### Exercise prompt
Find the word "Wednesday" in the listing; pull out each line holding it.

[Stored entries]
"""
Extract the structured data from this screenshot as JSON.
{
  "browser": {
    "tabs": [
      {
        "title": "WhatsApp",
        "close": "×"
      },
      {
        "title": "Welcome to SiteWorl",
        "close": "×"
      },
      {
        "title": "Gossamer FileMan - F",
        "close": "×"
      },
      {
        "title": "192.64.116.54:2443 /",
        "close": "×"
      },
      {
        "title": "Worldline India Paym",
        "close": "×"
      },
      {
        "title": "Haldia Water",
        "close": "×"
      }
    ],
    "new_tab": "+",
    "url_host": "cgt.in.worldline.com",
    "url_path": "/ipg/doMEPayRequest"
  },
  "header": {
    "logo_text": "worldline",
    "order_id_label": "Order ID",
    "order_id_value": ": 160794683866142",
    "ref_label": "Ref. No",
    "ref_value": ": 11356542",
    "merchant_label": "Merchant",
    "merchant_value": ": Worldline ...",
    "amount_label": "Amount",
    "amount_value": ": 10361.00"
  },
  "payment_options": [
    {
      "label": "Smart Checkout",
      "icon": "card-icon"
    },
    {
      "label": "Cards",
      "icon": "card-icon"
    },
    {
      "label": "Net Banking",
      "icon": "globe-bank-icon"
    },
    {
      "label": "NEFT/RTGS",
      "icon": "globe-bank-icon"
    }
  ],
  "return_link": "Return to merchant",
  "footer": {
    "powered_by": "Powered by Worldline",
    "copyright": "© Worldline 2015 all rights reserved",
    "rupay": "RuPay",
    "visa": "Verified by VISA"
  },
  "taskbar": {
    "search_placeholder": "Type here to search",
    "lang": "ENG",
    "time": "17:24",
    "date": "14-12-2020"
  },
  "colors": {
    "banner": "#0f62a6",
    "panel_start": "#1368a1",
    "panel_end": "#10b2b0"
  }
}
"""
"""
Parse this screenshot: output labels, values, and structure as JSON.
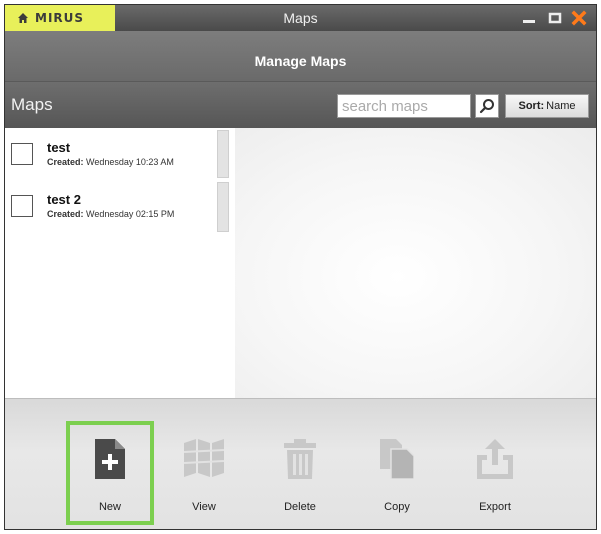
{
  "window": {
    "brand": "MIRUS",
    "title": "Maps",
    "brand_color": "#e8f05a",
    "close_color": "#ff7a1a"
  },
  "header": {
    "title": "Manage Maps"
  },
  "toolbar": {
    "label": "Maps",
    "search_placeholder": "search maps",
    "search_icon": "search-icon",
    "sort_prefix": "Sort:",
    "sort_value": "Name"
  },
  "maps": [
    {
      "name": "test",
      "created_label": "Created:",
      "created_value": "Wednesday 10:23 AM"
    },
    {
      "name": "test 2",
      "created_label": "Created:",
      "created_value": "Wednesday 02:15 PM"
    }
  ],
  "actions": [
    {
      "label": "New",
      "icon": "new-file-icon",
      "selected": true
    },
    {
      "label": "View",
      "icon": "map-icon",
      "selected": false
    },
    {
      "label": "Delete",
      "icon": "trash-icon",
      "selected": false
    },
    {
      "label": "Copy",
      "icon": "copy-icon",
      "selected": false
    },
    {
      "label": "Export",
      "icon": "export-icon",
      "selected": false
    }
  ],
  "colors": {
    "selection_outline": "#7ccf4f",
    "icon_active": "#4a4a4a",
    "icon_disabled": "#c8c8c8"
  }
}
"""
### Solved exercise
      "created_value": "Wednesday 10:23 AM"
      "created_value": "Wednesday 02:15 PM"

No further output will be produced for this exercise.